- _Given instruction_
Look through the listing below and give the number of lines that hold "Results". Say nothing more.

- _Information shown_

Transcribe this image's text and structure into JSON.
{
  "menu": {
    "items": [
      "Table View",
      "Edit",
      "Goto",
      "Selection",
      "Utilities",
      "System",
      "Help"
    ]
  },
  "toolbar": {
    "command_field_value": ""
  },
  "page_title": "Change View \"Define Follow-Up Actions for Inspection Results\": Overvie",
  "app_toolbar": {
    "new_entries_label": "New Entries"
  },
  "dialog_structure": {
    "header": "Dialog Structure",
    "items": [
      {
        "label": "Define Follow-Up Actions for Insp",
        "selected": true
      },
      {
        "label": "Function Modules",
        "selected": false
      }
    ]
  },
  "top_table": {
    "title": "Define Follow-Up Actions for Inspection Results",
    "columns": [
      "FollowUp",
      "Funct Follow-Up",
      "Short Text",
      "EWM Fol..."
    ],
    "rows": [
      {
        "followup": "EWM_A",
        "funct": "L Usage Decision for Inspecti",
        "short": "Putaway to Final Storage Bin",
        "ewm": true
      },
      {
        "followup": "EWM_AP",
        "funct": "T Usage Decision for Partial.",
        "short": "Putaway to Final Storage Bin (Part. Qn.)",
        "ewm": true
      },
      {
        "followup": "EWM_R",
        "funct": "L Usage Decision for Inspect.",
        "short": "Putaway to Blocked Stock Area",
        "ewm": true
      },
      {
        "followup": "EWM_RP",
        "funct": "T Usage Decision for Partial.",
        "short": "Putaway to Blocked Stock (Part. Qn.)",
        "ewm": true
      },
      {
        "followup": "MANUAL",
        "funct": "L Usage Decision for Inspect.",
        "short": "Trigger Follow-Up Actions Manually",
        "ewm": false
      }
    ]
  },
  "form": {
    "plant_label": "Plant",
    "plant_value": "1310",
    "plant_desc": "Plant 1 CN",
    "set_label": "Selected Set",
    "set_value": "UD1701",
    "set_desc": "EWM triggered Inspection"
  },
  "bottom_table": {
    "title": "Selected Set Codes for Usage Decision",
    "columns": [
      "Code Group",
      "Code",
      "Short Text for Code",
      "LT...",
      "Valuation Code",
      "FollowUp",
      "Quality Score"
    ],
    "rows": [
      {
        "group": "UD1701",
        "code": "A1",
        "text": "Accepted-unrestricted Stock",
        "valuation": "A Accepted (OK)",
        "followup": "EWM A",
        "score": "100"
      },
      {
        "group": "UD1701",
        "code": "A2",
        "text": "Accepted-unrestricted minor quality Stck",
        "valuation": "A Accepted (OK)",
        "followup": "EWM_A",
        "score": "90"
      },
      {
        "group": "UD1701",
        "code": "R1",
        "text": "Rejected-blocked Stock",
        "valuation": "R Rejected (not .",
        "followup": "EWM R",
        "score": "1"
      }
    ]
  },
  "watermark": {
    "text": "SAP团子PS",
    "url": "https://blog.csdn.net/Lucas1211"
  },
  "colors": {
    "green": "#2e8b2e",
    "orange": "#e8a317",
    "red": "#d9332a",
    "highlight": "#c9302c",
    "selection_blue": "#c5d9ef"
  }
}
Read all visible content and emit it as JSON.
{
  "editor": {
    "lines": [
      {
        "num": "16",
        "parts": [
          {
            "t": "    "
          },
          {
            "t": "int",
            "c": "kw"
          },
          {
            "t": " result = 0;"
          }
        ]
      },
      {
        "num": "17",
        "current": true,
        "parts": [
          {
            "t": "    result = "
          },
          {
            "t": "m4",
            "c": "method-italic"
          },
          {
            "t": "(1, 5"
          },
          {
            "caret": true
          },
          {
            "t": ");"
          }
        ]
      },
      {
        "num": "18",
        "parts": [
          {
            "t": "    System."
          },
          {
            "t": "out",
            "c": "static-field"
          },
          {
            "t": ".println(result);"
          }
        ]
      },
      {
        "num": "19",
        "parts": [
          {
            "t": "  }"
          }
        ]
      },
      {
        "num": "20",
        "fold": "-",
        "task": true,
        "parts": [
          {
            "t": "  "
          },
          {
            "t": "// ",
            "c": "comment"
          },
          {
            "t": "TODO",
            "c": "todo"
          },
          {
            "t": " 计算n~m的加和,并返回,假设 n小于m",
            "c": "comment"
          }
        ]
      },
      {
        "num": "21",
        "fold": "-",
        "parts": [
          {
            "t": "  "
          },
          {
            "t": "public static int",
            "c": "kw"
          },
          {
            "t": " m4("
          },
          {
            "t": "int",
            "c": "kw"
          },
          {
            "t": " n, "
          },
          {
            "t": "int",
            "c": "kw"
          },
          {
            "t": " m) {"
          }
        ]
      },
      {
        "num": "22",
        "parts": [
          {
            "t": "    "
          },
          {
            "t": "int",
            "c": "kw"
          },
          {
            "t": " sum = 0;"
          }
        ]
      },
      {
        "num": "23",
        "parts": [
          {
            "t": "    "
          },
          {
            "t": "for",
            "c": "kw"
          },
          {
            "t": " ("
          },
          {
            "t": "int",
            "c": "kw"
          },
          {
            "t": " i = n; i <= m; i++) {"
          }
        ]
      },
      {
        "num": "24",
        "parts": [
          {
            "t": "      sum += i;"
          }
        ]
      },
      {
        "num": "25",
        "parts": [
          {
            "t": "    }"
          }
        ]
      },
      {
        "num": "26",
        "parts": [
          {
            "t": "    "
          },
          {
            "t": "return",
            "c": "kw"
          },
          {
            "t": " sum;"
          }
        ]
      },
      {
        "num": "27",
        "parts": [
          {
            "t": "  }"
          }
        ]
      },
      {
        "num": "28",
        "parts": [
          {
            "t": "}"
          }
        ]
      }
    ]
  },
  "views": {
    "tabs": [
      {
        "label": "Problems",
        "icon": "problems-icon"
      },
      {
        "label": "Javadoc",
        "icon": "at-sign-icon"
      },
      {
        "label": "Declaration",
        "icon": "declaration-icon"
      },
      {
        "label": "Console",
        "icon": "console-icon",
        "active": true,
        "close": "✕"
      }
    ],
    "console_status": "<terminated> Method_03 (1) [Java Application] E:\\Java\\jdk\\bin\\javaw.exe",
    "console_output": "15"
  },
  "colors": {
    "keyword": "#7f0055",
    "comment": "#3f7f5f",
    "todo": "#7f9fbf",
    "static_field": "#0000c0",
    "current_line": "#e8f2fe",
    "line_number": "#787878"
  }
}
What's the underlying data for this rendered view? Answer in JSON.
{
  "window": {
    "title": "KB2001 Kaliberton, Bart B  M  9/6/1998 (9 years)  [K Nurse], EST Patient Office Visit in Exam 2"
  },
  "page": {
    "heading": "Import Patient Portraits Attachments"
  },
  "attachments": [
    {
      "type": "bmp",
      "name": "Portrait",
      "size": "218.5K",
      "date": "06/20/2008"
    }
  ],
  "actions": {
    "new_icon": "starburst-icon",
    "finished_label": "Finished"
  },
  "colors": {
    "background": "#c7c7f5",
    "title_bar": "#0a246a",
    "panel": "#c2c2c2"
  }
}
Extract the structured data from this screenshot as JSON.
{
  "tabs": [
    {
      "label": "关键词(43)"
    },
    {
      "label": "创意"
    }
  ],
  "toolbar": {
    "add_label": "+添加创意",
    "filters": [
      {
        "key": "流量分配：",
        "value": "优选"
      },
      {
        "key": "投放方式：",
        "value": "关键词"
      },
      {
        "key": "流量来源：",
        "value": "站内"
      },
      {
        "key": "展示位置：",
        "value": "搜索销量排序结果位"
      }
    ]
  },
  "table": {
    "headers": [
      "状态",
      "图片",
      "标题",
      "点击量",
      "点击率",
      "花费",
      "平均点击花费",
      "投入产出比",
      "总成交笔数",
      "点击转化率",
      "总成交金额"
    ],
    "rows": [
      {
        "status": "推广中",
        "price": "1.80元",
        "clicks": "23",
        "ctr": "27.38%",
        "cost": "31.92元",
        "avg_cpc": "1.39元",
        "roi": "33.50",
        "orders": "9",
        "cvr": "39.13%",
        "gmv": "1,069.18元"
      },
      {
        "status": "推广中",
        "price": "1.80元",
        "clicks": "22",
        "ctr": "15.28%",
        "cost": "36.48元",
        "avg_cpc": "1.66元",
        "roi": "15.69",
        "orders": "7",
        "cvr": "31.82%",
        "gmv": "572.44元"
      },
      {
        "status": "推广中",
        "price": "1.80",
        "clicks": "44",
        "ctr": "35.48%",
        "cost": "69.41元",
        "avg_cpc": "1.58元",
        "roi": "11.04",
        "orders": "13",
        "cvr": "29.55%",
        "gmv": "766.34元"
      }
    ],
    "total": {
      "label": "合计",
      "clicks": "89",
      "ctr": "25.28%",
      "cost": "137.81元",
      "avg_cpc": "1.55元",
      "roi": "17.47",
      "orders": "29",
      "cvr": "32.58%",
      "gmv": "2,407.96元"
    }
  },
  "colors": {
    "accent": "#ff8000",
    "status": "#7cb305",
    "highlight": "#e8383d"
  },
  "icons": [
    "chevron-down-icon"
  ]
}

- _Answer to this exercise_
2